Page:
---

Trainings and tools
Data: Quality, analysis, and interpretation
- How do I find existing data for my county or community health board?
- How do I think about the quality of the data?
- What is the difference between rates, percentages, and proportions?
- How do I use percent difference and percent change?
- What should I think about when presenting two variables together (e.g., cross-tabs)?
- What should I think about when presenting trend data or comparisons between groups?
- How do I know if a health condition or issue is serious in my county or jurisdiction?
- How do I use qualitative information?
- How do I put it all together? (Considering the entire process)
How do I find existing data for my county or community health board?
There are several sources of existing (secondary) data at the county or community health board level. Much of this data is collected every year and in the same way, which makes it especially useful. The Minnesota County Health Tables, the Minnesota Student Survey (every three years), and vital statistics (birth and death) are key pieces of information for describing community demographics, health issues and contributing causes of community health issues. This set of information can lead you to additional questions and perhaps additional data sources to consider.
- Minnesota county-level indicators for community health assessment provides population, birth, and death data through the MDH Center for Health Statistics.
- United States Census Bureau QuickFacts: Minnesota provides additional population data.
- The Minnesota Student Survey has been administered to students in public, charter, and tribal schools every three years since 1989. Initially, grades 6th,9th and 12th were surveyed. Grades changed to 5th, 8th, 9th, and 11th in 2013. Minnesota Student Survey results are available by state and county. Note when using trend data that participating school districts may have changed between survey years.

---

Exercise: Rewrite the page's paragraph that begins "There are several sources of existing" as a short bulleted list, keeping its main facts. The lines that come next have no connection to the page.

Data provided:

---

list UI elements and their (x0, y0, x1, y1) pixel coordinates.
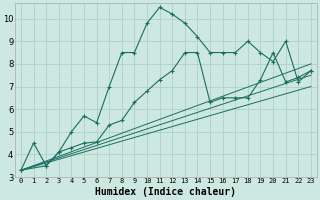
X-axis label: Humidex (Indice chaleur): Humidex (Indice chaleur) (95, 187, 236, 197)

---

Solution below:
- Several sources of existing (secondary) data are available at the county or community health board level.
- Much of this data is collected every year in the same way, which makes it especially useful.
- Key sources for describing community demographics, health issues and their contributing causes are:
  - the Minnesota County Health Tables
  - the Minnesota Student Survey (every three years)
  - vital statistics (birth and death)
- This information can lead to additional questions and possibly other data sources.